Lakes are usually formed in rift zones, melting glaciated areas, mountainous regions, or in basins where rivers flow. On a geologic time scale, all lakes are transitory. Over time, lakes may run out of water caused by spillage or may be filled in with sediments. Although active processes may retard a lake from drying up such as lakes with tectonic origins. Some factors that causes lakes to form are landslides, sinkholes, ice-damming, volcanic eruptions, and glacier movements.
A UNESCO World Heritage Site, Baikal Lake in Russia at 5,387 feet is the world’s deepest, as well as being the oldest lake in the world at 25 million years old. It is 2,000 feet deeper than the Caspian Sea which is the third deepest lake in the world. Endemism occurs in the lake with half of its 60 native fish species and a freshwater seal. Baikal holds 20% of the world’s unfrozen freshwater, which amounts to around 5,662 cubic miles of crystal clear freshwater which is more than what the Great Lakes of North America holds in total volume.
Tanganyika Lake at 4,823 feet is second deepest lake in the world. It is the world’s longest lake as well, with its span reaching into four countries, including Tanzania, the Democratic Republic of the Congo, Burundi, and Zambia. It holds around 18% of the world’s freshwater which is equal to close to 4,500 cubic miles of water. Tanganyika has six large islands and other smaller islands in its boundary. Its water has a pH of 8.4 that holds some 250 cichlid species, of which 98% are endemic. The cichlids exhibit adaptive and evolutionary radiation as well. Tanganyika has its own freshwater sardine species, jellyfish, and sponges.

GIVEN TASK 1: Recast the rows of Block 1, starting at the row containing "list-item-text: El 24" and ending at the row containing "bullet-icon: • [58, 237, 63, 252]", as a Markdown table with the columns Number and Entry, leaving out any blank rows.

MATERIAL PROVIDED:
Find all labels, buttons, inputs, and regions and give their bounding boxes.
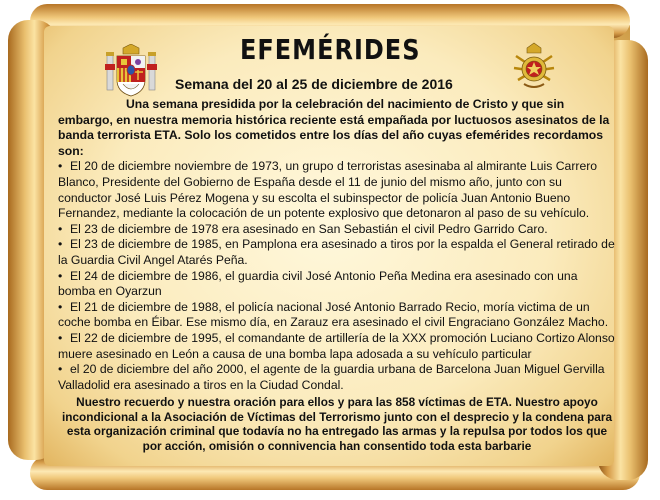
list-item-text: El 24 de diciembre de 1986, el guardia civil José Antonio Peña Medina era asesinado con una bomba en Oyarzun [58, 268, 578, 299]
list-item [58, 362, 616, 393]
intro-text: Una semana presidida por la celebración del nacimiento de Cristo y que sin embargo, en nuestra memoria histórica reciente está empañada por luctuosos asesinatos de la banda terrorista ETA. Solo los cometidos entre los días del año cuyas efemérides recordamos son: [58, 97, 610, 158]
list-item-text: el 20 de diciembre del año 2000, el agente de la guardia urbana de Barcelona Juan Miguel Gervilla Valladolid era asesinado a tiros en la Ciudad Condal. [58, 362, 605, 392]
list-item-text: El 23 de diciembre de 1985, en Pamplona era asesinado a tiros por la espalda el General retirado de la Guardia Civil Angel Atarés Peña. [58, 237, 615, 267]
bullet-icon: • [58, 221, 63, 236]
list-item [58, 331, 616, 362]
list-item [58, 237, 616, 268]
military-emblem-icon [510, 42, 558, 92]
list-item-text: El 20 de diciembre noviembre de 1973, un grupo d terroristas asesinaba al almirante Luis Carrero Blanco, Presidente del Gobierno de España desde el 11 de junio del mismo año, junto con su conductor José Luis Pérez Mogena y su escolta el subinspector de policía Juan Antonio Bueno Fernandez, mediante la colocación de un potente explosivo que detonaron al paso de su vehículo. [58, 159, 598, 221]
bullet-icon: • [58, 362, 63, 377]
page-title: EFEMÉRIDES [240, 33, 421, 67]
document-body [58, 97, 616, 454]
list-item [58, 222, 616, 238]
bullet-icon: • [58, 159, 63, 174]
list-item-text: El 21 de diciembre de 1988, el policía nacional José Antonio Barrado Recio, moría victima de un coche bomba en Éibar. Ese mismo día, en Zarauz era asesinado el civil Engraciano González Macho. [58, 299, 609, 330]
intro-paragraph [58, 97, 616, 159]
list-item [58, 300, 616, 331]
bullet-icon: • [58, 237, 63, 252]
list-item-text: El 23 de diciembre de 1978 era asesinado en San Sebastián el civil Pedro Garrido Caro. [70, 221, 548, 236]
list-item [58, 159, 616, 221]
spain-coat-of-arms-icon [105, 44, 157, 98]
bullet-icon: • [58, 330, 63, 345]
closing-paragraph: Nuestro recuerdo y nuestra oración para ellos y para las 858 víctimas de ETA. Nuestro apoyo incondicional a la Asociación de Víctimas del Terrorismo junto con el desprecio y la condena para esta organización criminal que todavía no ha entregado las armas y la repulsa por todos los que por acción, omisión o connivencia han consentido toda esta barbarie [61, 395, 613, 454]
bullet-icon: • [58, 268, 63, 283]
list-item [58, 269, 616, 300]
list-item-text: El 22 de diciembre de 1995, el comandante de artillería de la XXX promoción Luciano Cortizo Alonso muere asesinado en León a causa de una bomba lapa adosada a su vehículo particular [58, 330, 615, 361]
week-subtitle: Semana del 20 al 25 de diciembre de 2016 [175, 76, 453, 92]
bullet-icon: • [58, 299, 63, 314]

GIVEN TASK 2: Reproduce the lake passage word for word, starting at "Tanganyika Lake at" and ending at "jellyfish, and sponges.".

SOLUTION 1:
| Number | Entry |
|---|---|
| 1 | list-item-text: El 24 de diciembre de 1986, el guardia civil José Antonio Peña Medina era asesinado con una bomba en Oyarzun [58, 268, 578, 299] |
| 2 | list-item [58, 362, 616, 393] |
| 3 | intro-text: Una semana presidida por la celebración del nacimiento de Cristo y que sin embargo, en nuestra memoria histórica reciente está empañada por luctuosos asesinatos de la banda terrorista ETA. Solo los cometidos entre los días del año cuyas efemérides recordamos son: [58, 97, 610, 158] |
| 4 | list-item-text: el 20 de diciembre del año 2000, el agente de la guardia urbana de Barcelona Juan Miguel Gervilla Valladolid era asesinado a tiros en la Ciudad Condal. [58, 362, 605, 392] |
| 5 | list-item-text: El 23 de diciembre de 1985, en Pamplona era asesinado a tiros por la espalda el General retirado de la Guardia Civil Angel Atarés Peña. [58, 237, 615, 267] |
| 6 | bullet-icon: • [58, 221, 63, 236] |
| 7 | list-item [58, 331, 616, 362] |
| 8 | list-item [58, 237, 616, 268] |
| 9 | military-emblem-icon [510, 42, 558, 92] |
| 10 | list-item-text: El 20 de diciembre noviembre de 1973, un grupo d terroristas asesinaba al almirante Luis Carrero Blanco, Presidente del Gobierno de España desde el 11 de junio del mismo año, junto con su conductor José Luis Pérez Mogena y su escolta el subinspector de policía Juan Antonio Bueno Fernandez, mediante la colocación de un potente explosivo que detonaron al paso de su vehículo. [58, 159, 598, 221] |
| 11 | bullet-icon: • [58, 362, 63, 377] |
| 12 | page-title: EFEMÉRIDES [240, 33, 421, 67] |
| 13 | document-body [58, 97, 616, 454] |
| 14 | list-item [58, 222, 616, 238] |
| 15 | bullet-icon: • [58, 159, 63, 174] |
| 16 | list-item-text: El 21 de diciembre de 1988, el policía nacional José Antonio Barrado Recio, moría victima de un coche bomba en Éibar. Ese mismo día, en Zarauz era asesinado el civil Engraciano González Macho. [58, 299, 609, 330] |
| 17 | intro-paragraph [58, 97, 616, 159] |
| 18 | list-item [58, 300, 616, 331] |
| 19 | bullet-icon: • [58, 237, 63, 252] |

SOLUTION 2:
Tanganyika Lake at 4,823 feet is second deepest lake in the world. It is the world’s longest lake as well, with its span reaching into four countries, including Tanzania, the Democratic Republic of the Congo, Burundi, and Zambia. It holds around 18% of the world’s freshwater which is equal to close to 4,500 cubic miles of water. Tanganyika has six large islands and other smaller islands in its boundary. Its water has a pH of 8.4 that holds some 250 cichlid species, of which 98% are endemic. The cichlids exhibit adaptive and evolutionary radiation as well. Tanganyika has its own freshwater sardine species, jellyfish, and sponges.